*THE EXERCISE*:
Repeat every entry word for word, skipping the pictures.

+ + +

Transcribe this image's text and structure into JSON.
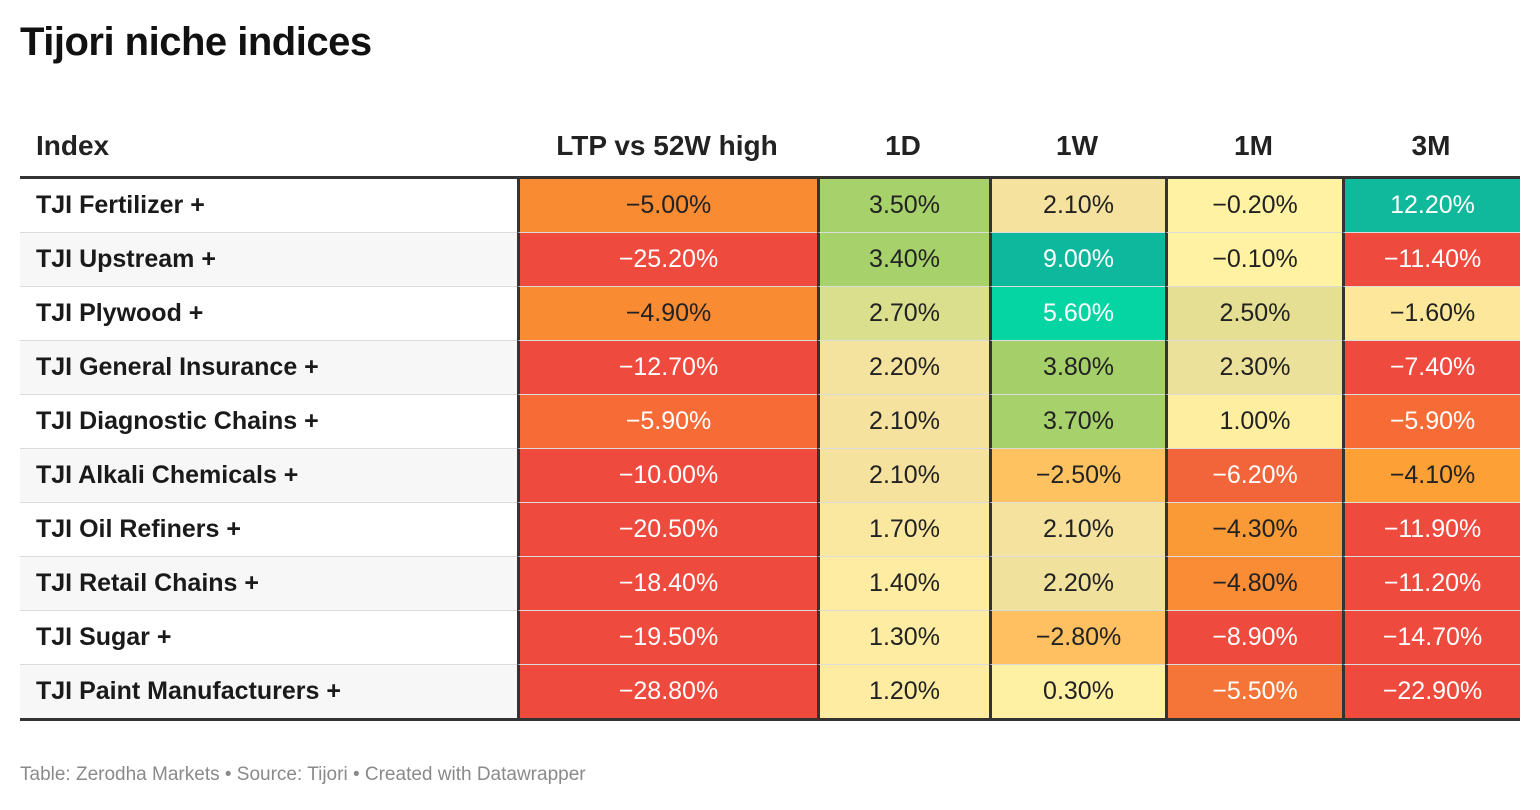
{
  "title": "Tijori niche indices",
  "footer": "Table: Zerodha Markets • Source: Tijori • Created with Datawrapper",
  "chart_data": {
    "type": "table",
    "title": "Tijori niche indices",
    "columns": [
      "Index",
      "LTP vs 52W high",
      "1D",
      "1W",
      "1M",
      "3M"
    ],
    "rows": [
      {
        "index": "TJI Fertilizer +",
        "values": [
          -5.0,
          3.5,
          2.1,
          -0.2,
          12.2
        ],
        "labels": [
          "−5.00%",
          "3.50%",
          "2.10%",
          "−0.20%",
          "12.20%"
        ],
        "colors": [
          "#f98b33",
          "#a7d16b",
          "#f6e29f",
          "#fff3a3",
          "#10b89c"
        ]
      },
      {
        "index": "TJI Upstream +",
        "values": [
          -25.2,
          3.4,
          9.0,
          -0.1,
          -11.4
        ],
        "labels": [
          "−25.20%",
          "3.40%",
          "9.00%",
          "−0.10%",
          "−11.40%"
        ],
        "colors": [
          "#ee4a3d",
          "#a7d16b",
          "#0db89c",
          "#fff3a3",
          "#ee4a3d"
        ]
      },
      {
        "index": "TJI Plywood +",
        "values": [
          -4.9,
          2.7,
          5.6,
          2.5,
          -1.6
        ],
        "labels": [
          "−4.90%",
          "2.70%",
          "5.60%",
          "2.50%",
          "−1.60%"
        ],
        "colors": [
          "#f98b33",
          "#d9df8d",
          "#05d4a3",
          "#e4df92",
          "#fde79a"
        ]
      },
      {
        "index": "TJI General Insurance +",
        "values": [
          -12.7,
          2.2,
          3.8,
          2.3,
          -7.4
        ],
        "labels": [
          "−12.70%",
          "2.20%",
          "3.80%",
          "2.30%",
          "−7.40%"
        ],
        "colors": [
          "#ee4a3d",
          "#f4e39e",
          "#a5cf68",
          "#ece19a",
          "#ee4a3d"
        ]
      },
      {
        "index": "TJI Diagnostic Chains +",
        "values": [
          -5.9,
          2.1,
          3.7,
          1.0,
          -5.9
        ],
        "labels": [
          "−5.90%",
          "2.10%",
          "3.70%",
          "1.00%",
          "−5.90%"
        ],
        "colors": [
          "#f76b37",
          "#f6e29f",
          "#a7d16b",
          "#fdef9f",
          "#f76b37"
        ]
      },
      {
        "index": "TJI Alkali Chemicals +",
        "values": [
          -10.0,
          2.1,
          -2.5,
          -6.2,
          -4.1
        ],
        "labels": [
          "−10.00%",
          "2.10%",
          "−2.50%",
          "−6.20%",
          "−4.10%"
        ],
        "colors": [
          "#ee4a3d",
          "#f6e29f",
          "#fec260",
          "#f26439",
          "#fda035"
        ]
      },
      {
        "index": "TJI Oil Refiners +",
        "values": [
          -20.5,
          1.7,
          2.1,
          -4.3,
          -11.9
        ],
        "labels": [
          "−20.50%",
          "1.70%",
          "2.10%",
          "−4.30%",
          "−11.90%"
        ],
        "colors": [
          "#ee4a3d",
          "#fbe8a0",
          "#f6e29f",
          "#fa9a36",
          "#ee4a3d"
        ]
      },
      {
        "index": "TJI Retail Chains +",
        "values": [
          -18.4,
          1.4,
          2.2,
          -4.8,
          -11.2
        ],
        "labels": [
          "−18.40%",
          "1.40%",
          "2.20%",
          "−4.80%",
          "−11.20%"
        ],
        "colors": [
          "#ee4a3d",
          "#fdeca1",
          "#f0e19c",
          "#f98c35",
          "#ee4a3d"
        ]
      },
      {
        "index": "TJI Sugar +",
        "values": [
          -19.5,
          1.3,
          -2.8,
          -8.9,
          -14.7
        ],
        "labels": [
          "−19.50%",
          "1.30%",
          "−2.80%",
          "−8.90%",
          "−14.70%"
        ],
        "colors": [
          "#ee4a3d",
          "#fdeca1",
          "#fec060",
          "#ee4a3d",
          "#ee4a3d"
        ]
      },
      {
        "index": "TJI Paint Manufacturers +",
        "values": [
          -28.8,
          1.2,
          0.3,
          -5.5,
          -22.9
        ],
        "labels": [
          "−28.80%",
          "1.20%",
          "0.30%",
          "−5.50%",
          "−22.90%"
        ],
        "colors": [
          "#ee4a3d",
          "#fdeca1",
          "#fff1a3",
          "#f57538",
          "#ee4a3d"
        ]
      }
    ]
  }
}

+ + +

*FULL OUTPUT*:
Transcribe this image's text and structure into JSON.
{
  "title": "Tijori niche indices",
  "footer": "Table: Zerodha Markets • Source: Tijori • Created with Datawrapper",
  "chart_data": {
    "type": "table",
    "title": "Tijori niche indices",
    "columns": [
      "Index",
      "LTP vs 52W high",
      "1D",
      "1W",
      "1M",
      "3M"
    ],
    "rows": [
      {
        "index": "TJI Fertilizer +",
        "values": [
          -5.0,
          3.5,
          2.1,
          -0.2,
          12.2
        ],
        "labels": [
          "−5.00%",
          "3.50%",
          "2.10%",
          "−0.20%",
          "12.20%"
        ],
        "colors": [
          "#f98b33",
          "#a7d16b",
          "#f6e29f",
          "#fff3a3",
          "#10b89c"
        ]
      },
      {
        "index": "TJI Upstream +",
        "values": [
          -25.2,
          3.4,
          9.0,
          -0.1,
          -11.4
        ],
        "labels": [
          "−25.20%",
          "3.40%",
          "9.00%",
          "−0.10%",
          "−11.40%"
        ],
        "colors": [
          "#ee4a3d",
          "#a7d16b",
          "#0db89c",
          "#fff3a3",
          "#ee4a3d"
        ]
      },
      {
        "index": "TJI Plywood +",
        "values": [
          -4.9,
          2.7,
          5.6,
          2.5,
          -1.6
        ],
        "labels": [
          "−4.90%",
          "2.70%",
          "5.60%",
          "2.50%",
          "−1.60%"
        ],
        "colors": [
          "#f98b33",
          "#d9df8d",
          "#05d4a3",
          "#e4df92",
          "#fde79a"
        ]
      },
      {
        "index": "TJI General Insurance +",
        "values": [
          -12.7,
          2.2,
          3.8,
          2.3,
          -7.4
        ],
        "labels": [
          "−12.70%",
          "2.20%",
          "3.80%",
          "2.30%",
          "−7.40%"
        ],
        "colors": [
          "#ee4a3d",
          "#f4e39e",
          "#a5cf68",
          "#ece19a",
          "#ee4a3d"
        ]
      },
      {
        "index": "TJI Diagnostic Chains +",
        "values": [
          -5.9,
          2.1,
          3.7,
          1.0,
          -5.9
        ],
        "labels": [
          "−5.90%",
          "2.10%",
          "3.70%",
          "1.00%",
          "−5.90%"
        ],
        "colors": [
          "#f76b37",
          "#f6e29f",
          "#a7d16b",
          "#fdef9f",
          "#f76b37"
        ]
      },
      {
        "index": "TJI Alkali Chemicals +",
        "values": [
          -10.0,
          2.1,
          -2.5,
          -6.2,
          -4.1
        ],
        "labels": [
          "−10.00%",
          "2.10%",
          "−2.50%",
          "−6.20%",
          "−4.10%"
        ],
        "colors": [
          "#ee4a3d",
          "#f6e29f",
          "#fec260",
          "#f26439",
          "#fda035"
        ]
      },
      {
        "index": "TJI Oil Refiners +",
        "values": [
          -20.5,
          1.7,
          2.1,
          -4.3,
          -11.9
        ],
        "labels": [
          "−20.50%",
          "1.70%",
          "2.10%",
          "−4.30%",
          "−11.90%"
        ],
        "colors": [
          "#ee4a3d",
          "#fbe8a0",
          "#f6e29f",
          "#fa9a36",
          "#ee4a3d"
        ]
      },
      {
        "index": "TJI Retail Chains +",
        "values": [
          -18.4,
          1.4,
          2.2,
          -4.8,
          -11.2
        ],
        "labels": [
          "−18.40%",
          "1.40%",
          "2.20%",
          "−4.80%",
          "−11.20%"
        ],
        "colors": [
          "#ee4a3d",
          "#fdeca1",
          "#f0e19c",
          "#f98c35",
          "#ee4a3d"
        ]
      },
      {
        "index": "TJI Sugar +",
        "values": [
          -19.5,
          1.3,
          -2.8,
          -8.9,
          -14.7
        ],
        "labels": [
          "−19.50%",
          "1.30%",
          "−2.80%",
          "−8.90%",
          "−14.70%"
        ],
        "colors": [
          "#ee4a3d",
          "#fdeca1",
          "#fec060",
          "#ee4a3d",
          "#ee4a3d"
        ]
      },
      {
        "index": "TJI Paint Manufacturers +",
        "values": [
          -28.8,
          1.2,
          0.3,
          -5.5,
          -22.9
        ],
        "labels": [
          "−28.80%",
          "1.20%",
          "0.30%",
          "−5.50%",
          "−22.90%"
        ],
        "colors": [
          "#ee4a3d",
          "#fdeca1",
          "#fff1a3",
          "#f57538",
          "#ee4a3d"
        ]
      }
    ]
  }
}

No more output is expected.